Set down the material once more, exactly as it appears.
** Start Recorded data **
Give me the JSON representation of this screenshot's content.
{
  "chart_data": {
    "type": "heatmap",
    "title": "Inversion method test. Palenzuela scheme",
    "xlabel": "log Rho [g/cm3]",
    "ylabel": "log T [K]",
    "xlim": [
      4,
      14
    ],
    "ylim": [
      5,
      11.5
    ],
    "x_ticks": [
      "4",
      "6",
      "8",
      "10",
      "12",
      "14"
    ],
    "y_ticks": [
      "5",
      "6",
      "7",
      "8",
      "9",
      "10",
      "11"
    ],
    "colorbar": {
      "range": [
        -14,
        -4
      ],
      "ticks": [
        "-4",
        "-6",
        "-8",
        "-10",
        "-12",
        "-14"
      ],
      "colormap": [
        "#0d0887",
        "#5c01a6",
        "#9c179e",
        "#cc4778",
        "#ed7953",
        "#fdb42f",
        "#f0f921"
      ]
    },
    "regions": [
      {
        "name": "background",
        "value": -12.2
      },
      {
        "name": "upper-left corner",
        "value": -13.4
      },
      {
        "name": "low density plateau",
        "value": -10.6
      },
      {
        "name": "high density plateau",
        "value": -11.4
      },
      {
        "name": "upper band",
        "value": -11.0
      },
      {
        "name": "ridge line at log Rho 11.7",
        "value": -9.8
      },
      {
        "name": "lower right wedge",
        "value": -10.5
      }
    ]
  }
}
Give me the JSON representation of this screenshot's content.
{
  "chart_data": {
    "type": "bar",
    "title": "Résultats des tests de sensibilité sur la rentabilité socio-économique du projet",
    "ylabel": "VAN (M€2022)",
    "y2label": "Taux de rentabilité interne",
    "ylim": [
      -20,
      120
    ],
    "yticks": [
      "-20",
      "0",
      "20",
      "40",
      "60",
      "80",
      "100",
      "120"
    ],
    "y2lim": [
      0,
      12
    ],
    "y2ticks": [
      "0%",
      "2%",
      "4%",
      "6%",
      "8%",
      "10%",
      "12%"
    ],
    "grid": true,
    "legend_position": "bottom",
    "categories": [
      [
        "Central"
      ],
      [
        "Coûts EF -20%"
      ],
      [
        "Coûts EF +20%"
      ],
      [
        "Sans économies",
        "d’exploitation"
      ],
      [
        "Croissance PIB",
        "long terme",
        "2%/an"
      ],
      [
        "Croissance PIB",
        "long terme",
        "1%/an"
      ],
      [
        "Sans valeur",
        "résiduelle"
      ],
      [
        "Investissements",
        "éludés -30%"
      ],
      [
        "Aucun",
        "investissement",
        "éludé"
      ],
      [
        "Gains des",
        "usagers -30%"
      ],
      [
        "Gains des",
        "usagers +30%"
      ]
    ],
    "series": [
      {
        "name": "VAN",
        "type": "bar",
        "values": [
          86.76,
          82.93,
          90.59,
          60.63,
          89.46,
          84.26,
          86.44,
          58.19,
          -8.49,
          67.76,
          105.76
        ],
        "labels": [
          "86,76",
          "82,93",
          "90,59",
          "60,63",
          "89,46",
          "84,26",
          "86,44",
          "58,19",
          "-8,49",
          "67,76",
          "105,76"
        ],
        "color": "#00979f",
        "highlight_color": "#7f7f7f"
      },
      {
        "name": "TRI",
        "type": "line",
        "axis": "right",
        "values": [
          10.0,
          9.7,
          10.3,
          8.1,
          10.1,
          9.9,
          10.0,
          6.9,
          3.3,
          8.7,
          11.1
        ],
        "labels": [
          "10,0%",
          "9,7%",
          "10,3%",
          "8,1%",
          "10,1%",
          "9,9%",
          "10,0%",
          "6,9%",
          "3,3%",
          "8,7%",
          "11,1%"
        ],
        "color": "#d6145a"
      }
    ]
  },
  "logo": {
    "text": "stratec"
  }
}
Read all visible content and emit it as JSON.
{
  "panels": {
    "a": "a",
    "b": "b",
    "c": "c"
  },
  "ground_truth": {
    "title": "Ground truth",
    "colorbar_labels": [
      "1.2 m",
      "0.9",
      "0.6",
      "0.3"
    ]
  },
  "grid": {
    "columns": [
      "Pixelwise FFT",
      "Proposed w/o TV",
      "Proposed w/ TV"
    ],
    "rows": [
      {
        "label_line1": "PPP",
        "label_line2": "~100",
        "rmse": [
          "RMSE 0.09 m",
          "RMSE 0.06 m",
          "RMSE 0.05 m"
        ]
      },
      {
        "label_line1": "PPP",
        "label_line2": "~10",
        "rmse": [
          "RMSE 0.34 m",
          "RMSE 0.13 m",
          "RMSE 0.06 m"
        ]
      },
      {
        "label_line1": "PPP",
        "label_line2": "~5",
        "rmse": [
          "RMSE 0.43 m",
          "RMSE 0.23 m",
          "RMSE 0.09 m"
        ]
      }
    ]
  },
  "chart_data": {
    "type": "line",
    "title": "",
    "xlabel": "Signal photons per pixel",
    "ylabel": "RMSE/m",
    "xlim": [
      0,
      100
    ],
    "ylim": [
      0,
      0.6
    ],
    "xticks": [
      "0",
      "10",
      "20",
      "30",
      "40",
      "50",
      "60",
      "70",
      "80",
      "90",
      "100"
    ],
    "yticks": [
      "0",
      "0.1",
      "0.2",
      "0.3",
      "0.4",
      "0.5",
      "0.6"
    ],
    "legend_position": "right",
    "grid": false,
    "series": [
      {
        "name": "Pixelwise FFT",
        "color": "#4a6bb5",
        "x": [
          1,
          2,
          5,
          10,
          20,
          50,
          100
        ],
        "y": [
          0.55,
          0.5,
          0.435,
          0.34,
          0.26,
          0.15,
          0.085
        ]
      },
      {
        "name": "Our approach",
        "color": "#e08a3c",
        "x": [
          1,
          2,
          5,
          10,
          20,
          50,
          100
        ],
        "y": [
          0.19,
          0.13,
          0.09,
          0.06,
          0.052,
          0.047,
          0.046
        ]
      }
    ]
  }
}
** End Recorded data **
Finished task:
Give me the JSON representation of this screenshot's content.
{
  "chart_data": {
    "type": "heatmap",
    "title": "Inversion method test. Palenzuela scheme",
    "xlabel": "log Rho [g/cm3]",
    "ylabel": "log T [K]",
    "xlim": [
      4,
      14
    ],
    "ylim": [
      5,
      11.5
    ],
    "x_ticks": [
      "4",
      "6",
      "8",
      "10",
      "12",
      "14"
    ],
    "y_ticks": [
      "5",
      "6",
      "7",
      "8",
      "9",
      "10",
      "11"
    ],
    "colorbar": {
      "range": [
        -14,
        -4
      ],
      "ticks": [
        "-4",
        "-6",
        "-8",
        "-10",
        "-12",
        "-14"
      ],
      "colormap": [
        "#0d0887",
        "#5c01a6",
        "#9c179e",
        "#cc4778",
        "#ed7953",
        "#fdb42f",
        "#f0f921"
      ]
    },
    "regions": [
      {
        "name": "background",
        "value": -12.2
      },
      {
        "name": "upper-left corner",
        "value": -13.4
      },
      {
        "name": "low density plateau",
        "value": -10.6
      },
      {
        "name": "high density plateau",
        "value": -11.4
      },
      {
        "name": "upper band",
        "value": -11.0
      },
      {
        "name": "ridge line at log Rho 11.7",
        "value": -9.8
      },
      {
        "name": "lower right wedge",
        "value": -10.5
      }
    ]
  }
}
Give me the JSON representation of this screenshot's content.
{
  "chart_data": {
    "type": "bar",
    "title": "Résultats des tests de sensibilité sur la rentabilité socio-économique du projet",
    "ylabel": "VAN (M€2022)",
    "y2label": "Taux de rentabilité interne",
    "ylim": [
      -20,
      120
    ],
    "yticks": [
      "-20",
      "0",
      "20",
      "40",
      "60",
      "80",
      "100",
      "120"
    ],
    "y2lim": [
      0,
      12
    ],
    "y2ticks": [
      "0%",
      "2%",
      "4%",
      "6%",
      "8%",
      "10%",
      "12%"
    ],
    "grid": true,
    "legend_position": "bottom",
    "categories": [
      [
        "Central"
      ],
      [
        "Coûts EF -20%"
      ],
      [
        "Coûts EF +20%"
      ],
      [
        "Sans économies",
        "d’exploitation"
      ],
      [
        "Croissance PIB",
        "long terme",
        "2%/an"
      ],
      [
        "Croissance PIB",
        "long terme",
        "1%/an"
      ],
      [
        "Sans valeur",
        "résiduelle"
      ],
      [
        "Investissements",
        "éludés -30%"
      ],
      [
        "Aucun",
        "investissement",
        "éludé"
      ],
      [
        "Gains des",
        "usagers -30%"
      ],
      [
        "Gains des",
        "usagers +30%"
      ]
    ],
    "series": [
      {
        "name": "VAN",
        "type": "bar",
        "values": [
          86.76,
          82.93,
          90.59,
          60.63,
          89.46,
          84.26,
          86.44,
          58.19,
          -8.49,
          67.76,
          105.76
        ],
        "labels": [
          "86,76",
          "82,93",
          "90,59",
          "60,63",
          "89,46",
          "84,26",
          "86,44",
          "58,19",
          "-8,49",
          "67,76",
          "105,76"
        ],
        "color": "#00979f",
        "highlight_color": "#7f7f7f"
      },
      {
        "name": "TRI",
        "type": "line",
        "axis": "right",
        "values": [
          10.0,
          9.7,
          10.3,
          8.1,
          10.1,
          9.9,
          10.0,
          6.9,
          3.3,
          8.7,
          11.1
        ],
        "labels": [
          "10,0%",
          "9,7%",
          "10,3%",
          "8,1%",
          "10,1%",
          "9,9%",
          "10,0%",
          "6,9%",
          "3,3%",
          "8,7%",
          "11,1%"
        ],
        "color": "#d6145a"
      }
    ]
  },
  "logo": {
    "text": "stratec"
  }
}
Read all visible content and emit it as JSON.
{
  "panels": {
    "a": "a",
    "b": "b",
    "c": "c"
  },
  "ground_truth": {
    "title": "Ground truth",
    "colorbar_labels": [
      "1.2 m",
      "0.9",
      "0.6",
      "0.3"
    ]
  },
  "grid": {
    "columns": [
      "Pixelwise FFT",
      "Proposed w/o TV",
      "Proposed w/ TV"
    ],
    "rows": [
      {
        "label_line1": "PPP",
        "label_line2": "~100",
        "rmse": [
          "RMSE 0.09 m",
          "RMSE 0.06 m",
          "RMSE 0.05 m"
        ]
      },
      {
        "label_line1": "PPP",
        "label_line2": "~10",
        "rmse": [
          "RMSE 0.34 m",
          "RMSE 0.13 m",
          "RMSE 0.06 m"
        ]
      },
      {
        "label_line1": "PPP",
        "label_line2": "~5",
        "rmse": [
          "RMSE 0.43 m",
          "RMSE 0.23 m",
          "RMSE 0.09 m"
        ]
      }
    ]
  },
  "chart_data": {
    "type": "line",
    "title": "",
    "xlabel": "Signal photons per pixel",
    "ylabel": "RMSE/m",
    "xlim": [
      0,
      100
    ],
    "ylim": [
      0,
      0.6
    ],
    "xticks": [
      "0",
      "10",
      "20",
      "30",
      "40",
      "50",
      "60",
      "70",
      "80",
      "90",
      "100"
    ],
    "yticks": [
      "0",
      "0.1",
      "0.2",
      "0.3",
      "0.4",
      "0.5",
      "0.6"
    ],
    "legend_position": "right",
    "grid": false,
    "series": [
      {
        "name": "Pixelwise FFT",
        "color": "#4a6bb5",
        "x": [
          1,
          2,
          5,
          10,
          20,
          50,
          100
        ],
        "y": [
          0.55,
          0.5,
          0.435,
          0.34,
          0.26,
          0.15,
          0.085
        ]
      },
      {
        "name": "Our approach",
        "color": "#e08a3c",
        "x": [
          1,
          2,
          5,
          10,
          20,
          50,
          100
        ],
        "y": [
          0.19,
          0.13,
          0.09,
          0.06,
          0.052,
          0.047,
          0.046
        ]
      }
    ]
  }
}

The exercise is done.